Records from a collection of figures
* start *
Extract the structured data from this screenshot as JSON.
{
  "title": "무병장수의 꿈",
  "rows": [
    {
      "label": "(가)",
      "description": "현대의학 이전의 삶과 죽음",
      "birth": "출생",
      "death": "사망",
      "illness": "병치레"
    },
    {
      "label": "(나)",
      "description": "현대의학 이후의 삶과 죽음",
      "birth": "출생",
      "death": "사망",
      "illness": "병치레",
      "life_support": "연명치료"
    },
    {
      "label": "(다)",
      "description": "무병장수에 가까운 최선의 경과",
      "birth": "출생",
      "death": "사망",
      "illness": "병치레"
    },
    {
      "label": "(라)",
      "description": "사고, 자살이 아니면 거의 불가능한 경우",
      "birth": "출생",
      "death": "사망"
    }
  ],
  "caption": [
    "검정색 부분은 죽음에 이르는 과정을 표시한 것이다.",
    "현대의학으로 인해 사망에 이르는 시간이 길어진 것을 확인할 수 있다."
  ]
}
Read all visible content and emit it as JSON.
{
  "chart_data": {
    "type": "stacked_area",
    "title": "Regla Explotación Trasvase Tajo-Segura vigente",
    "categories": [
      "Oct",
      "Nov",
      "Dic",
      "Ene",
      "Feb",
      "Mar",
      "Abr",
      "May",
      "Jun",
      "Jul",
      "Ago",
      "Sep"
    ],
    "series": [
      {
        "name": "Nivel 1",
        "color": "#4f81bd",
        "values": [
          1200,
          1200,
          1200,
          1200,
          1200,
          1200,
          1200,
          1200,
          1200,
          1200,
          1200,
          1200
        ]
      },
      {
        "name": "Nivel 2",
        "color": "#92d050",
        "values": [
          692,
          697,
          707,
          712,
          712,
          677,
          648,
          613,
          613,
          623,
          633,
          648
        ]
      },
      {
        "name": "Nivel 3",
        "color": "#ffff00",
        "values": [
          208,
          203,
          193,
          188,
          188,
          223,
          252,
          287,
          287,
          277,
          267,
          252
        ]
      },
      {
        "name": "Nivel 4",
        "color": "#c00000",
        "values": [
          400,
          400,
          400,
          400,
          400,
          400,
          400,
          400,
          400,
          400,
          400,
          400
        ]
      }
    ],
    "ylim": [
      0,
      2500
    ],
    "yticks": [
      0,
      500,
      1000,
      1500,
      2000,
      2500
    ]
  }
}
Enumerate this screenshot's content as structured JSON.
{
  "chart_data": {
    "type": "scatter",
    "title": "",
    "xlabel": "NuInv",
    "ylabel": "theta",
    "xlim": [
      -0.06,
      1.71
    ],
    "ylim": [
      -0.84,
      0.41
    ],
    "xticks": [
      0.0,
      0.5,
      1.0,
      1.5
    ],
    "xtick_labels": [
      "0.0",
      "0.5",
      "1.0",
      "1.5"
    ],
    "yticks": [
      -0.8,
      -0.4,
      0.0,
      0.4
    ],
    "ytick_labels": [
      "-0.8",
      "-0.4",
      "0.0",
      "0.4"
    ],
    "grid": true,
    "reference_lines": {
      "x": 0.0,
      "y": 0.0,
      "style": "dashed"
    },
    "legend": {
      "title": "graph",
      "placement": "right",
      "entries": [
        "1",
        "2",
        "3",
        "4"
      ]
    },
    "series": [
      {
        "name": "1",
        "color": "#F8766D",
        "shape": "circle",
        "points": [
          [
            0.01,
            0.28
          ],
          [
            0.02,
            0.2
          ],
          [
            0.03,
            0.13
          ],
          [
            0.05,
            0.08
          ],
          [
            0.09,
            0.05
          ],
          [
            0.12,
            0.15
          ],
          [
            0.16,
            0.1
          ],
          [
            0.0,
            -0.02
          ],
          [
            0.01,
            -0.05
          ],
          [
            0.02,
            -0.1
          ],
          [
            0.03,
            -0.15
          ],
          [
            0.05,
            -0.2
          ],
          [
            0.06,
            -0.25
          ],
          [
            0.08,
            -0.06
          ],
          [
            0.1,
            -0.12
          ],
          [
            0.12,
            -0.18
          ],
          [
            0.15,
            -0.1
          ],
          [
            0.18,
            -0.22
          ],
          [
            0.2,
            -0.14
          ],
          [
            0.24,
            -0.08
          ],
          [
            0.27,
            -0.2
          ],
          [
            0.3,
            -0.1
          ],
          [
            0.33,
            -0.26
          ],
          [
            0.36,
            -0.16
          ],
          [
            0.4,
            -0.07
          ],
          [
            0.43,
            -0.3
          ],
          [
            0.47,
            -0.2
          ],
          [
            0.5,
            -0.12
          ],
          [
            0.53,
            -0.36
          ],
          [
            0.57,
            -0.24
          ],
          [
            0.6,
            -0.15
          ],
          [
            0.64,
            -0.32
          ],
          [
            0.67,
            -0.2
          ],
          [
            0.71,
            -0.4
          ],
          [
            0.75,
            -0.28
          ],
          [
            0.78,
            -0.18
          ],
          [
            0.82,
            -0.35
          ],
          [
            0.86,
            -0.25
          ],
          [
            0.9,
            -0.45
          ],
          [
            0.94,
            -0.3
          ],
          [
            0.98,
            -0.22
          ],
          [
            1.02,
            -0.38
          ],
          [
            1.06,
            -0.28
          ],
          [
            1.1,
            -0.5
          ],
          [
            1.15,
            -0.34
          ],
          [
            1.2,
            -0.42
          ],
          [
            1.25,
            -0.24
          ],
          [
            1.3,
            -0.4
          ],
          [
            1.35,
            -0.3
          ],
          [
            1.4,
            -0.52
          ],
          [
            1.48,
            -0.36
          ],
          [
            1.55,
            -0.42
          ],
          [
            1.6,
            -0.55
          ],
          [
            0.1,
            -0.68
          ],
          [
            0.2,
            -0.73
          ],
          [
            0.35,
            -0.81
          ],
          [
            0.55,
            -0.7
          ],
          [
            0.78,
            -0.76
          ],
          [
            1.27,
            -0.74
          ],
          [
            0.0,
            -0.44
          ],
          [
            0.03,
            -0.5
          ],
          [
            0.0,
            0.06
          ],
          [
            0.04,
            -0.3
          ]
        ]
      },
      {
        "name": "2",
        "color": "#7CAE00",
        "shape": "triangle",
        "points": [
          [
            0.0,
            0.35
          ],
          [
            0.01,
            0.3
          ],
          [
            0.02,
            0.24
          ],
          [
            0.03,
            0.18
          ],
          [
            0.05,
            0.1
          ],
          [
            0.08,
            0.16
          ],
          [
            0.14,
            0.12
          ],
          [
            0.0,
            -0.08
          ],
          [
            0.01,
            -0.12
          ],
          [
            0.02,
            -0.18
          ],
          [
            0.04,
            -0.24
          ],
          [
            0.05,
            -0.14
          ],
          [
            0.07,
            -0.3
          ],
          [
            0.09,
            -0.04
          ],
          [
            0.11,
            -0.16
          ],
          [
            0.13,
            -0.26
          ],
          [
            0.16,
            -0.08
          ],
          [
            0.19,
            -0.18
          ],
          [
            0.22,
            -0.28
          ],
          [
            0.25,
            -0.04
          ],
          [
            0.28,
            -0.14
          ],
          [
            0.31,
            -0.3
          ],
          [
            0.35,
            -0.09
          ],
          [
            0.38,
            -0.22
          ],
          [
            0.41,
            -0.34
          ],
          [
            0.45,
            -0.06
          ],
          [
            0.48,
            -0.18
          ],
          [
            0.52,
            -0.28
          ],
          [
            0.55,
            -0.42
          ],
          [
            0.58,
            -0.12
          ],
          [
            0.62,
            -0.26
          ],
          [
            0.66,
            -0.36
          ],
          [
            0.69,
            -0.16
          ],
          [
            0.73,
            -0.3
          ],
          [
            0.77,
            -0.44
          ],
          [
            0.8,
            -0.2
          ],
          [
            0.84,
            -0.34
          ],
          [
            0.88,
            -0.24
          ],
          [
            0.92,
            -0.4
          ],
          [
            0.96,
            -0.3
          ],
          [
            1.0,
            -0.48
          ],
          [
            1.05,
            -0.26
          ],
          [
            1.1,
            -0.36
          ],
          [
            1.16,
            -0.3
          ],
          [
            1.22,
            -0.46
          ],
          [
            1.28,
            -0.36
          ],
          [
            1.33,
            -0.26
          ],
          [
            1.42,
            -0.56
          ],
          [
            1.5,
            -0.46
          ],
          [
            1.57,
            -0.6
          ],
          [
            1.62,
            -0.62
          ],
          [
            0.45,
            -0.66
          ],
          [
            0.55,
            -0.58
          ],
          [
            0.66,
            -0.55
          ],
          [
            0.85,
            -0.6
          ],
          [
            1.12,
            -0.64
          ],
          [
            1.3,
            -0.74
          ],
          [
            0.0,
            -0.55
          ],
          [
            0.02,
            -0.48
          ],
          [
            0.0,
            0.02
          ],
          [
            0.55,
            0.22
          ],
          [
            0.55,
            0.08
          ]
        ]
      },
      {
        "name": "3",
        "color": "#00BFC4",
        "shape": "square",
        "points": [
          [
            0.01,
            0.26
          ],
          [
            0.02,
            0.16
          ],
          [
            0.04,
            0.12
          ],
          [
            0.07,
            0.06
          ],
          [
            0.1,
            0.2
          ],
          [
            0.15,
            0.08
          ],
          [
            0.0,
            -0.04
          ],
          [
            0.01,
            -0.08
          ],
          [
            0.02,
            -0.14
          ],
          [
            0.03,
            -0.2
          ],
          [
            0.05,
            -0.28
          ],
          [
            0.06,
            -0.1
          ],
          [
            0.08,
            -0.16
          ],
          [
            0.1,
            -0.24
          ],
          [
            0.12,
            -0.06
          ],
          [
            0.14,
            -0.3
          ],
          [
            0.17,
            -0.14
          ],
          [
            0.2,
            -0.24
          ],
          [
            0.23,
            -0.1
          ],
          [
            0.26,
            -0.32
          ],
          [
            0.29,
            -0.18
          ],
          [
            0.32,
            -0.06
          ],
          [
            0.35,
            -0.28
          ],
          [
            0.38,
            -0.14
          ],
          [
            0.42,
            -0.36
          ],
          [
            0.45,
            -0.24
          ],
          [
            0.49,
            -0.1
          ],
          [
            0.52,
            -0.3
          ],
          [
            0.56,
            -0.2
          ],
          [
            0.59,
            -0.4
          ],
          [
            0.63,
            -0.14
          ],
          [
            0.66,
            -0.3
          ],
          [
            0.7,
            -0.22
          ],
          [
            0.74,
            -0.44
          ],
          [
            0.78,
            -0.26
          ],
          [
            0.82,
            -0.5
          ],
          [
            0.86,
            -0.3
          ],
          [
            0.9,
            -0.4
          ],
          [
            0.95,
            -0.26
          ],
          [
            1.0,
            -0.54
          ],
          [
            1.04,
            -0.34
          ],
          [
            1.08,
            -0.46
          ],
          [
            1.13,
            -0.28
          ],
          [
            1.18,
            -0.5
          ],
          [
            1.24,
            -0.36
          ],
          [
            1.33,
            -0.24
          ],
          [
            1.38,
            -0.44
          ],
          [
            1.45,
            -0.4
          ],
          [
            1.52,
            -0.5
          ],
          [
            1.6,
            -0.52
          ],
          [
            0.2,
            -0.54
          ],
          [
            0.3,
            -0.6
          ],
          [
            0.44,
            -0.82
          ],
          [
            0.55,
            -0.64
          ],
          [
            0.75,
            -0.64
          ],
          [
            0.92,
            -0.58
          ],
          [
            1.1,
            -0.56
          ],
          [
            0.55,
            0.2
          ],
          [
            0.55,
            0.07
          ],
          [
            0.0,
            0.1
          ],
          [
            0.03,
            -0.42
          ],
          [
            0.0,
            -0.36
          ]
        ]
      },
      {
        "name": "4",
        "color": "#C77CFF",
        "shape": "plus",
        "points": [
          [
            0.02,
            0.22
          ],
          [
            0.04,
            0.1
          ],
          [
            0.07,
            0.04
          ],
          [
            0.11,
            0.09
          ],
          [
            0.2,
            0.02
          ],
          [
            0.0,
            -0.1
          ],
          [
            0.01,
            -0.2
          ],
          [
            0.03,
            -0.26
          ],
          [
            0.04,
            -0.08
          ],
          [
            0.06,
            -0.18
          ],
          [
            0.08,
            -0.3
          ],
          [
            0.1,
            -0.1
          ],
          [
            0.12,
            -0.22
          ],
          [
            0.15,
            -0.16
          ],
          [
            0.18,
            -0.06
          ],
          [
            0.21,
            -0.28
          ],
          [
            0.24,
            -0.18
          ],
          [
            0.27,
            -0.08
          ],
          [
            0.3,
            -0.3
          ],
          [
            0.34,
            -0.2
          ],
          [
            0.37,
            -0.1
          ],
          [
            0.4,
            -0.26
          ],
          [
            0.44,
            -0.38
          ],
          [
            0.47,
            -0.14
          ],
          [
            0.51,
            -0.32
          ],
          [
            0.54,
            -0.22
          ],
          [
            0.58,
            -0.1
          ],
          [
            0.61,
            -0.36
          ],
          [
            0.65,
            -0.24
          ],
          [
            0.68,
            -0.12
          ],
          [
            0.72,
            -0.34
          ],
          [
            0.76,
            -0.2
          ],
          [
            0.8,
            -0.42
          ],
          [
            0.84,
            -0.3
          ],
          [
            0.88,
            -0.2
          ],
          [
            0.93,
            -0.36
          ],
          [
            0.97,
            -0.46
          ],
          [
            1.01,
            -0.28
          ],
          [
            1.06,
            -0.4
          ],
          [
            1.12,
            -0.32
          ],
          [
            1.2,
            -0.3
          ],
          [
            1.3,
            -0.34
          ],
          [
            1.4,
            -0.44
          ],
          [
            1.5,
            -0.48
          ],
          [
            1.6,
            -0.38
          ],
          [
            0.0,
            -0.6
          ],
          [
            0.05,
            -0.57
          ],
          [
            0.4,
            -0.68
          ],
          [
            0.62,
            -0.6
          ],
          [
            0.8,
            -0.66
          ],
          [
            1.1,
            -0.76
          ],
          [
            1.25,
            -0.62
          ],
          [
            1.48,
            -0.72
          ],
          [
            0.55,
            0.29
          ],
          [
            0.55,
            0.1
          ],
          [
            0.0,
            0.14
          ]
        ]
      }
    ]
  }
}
* end *
▸ Work required: Extract every line above that contains the word "Nivel".

▸ Exercise response:
        "name": "Nivel 1",
        "name": "Nivel 2",
        "name": "Nivel 3",
        "name": "Nivel 4",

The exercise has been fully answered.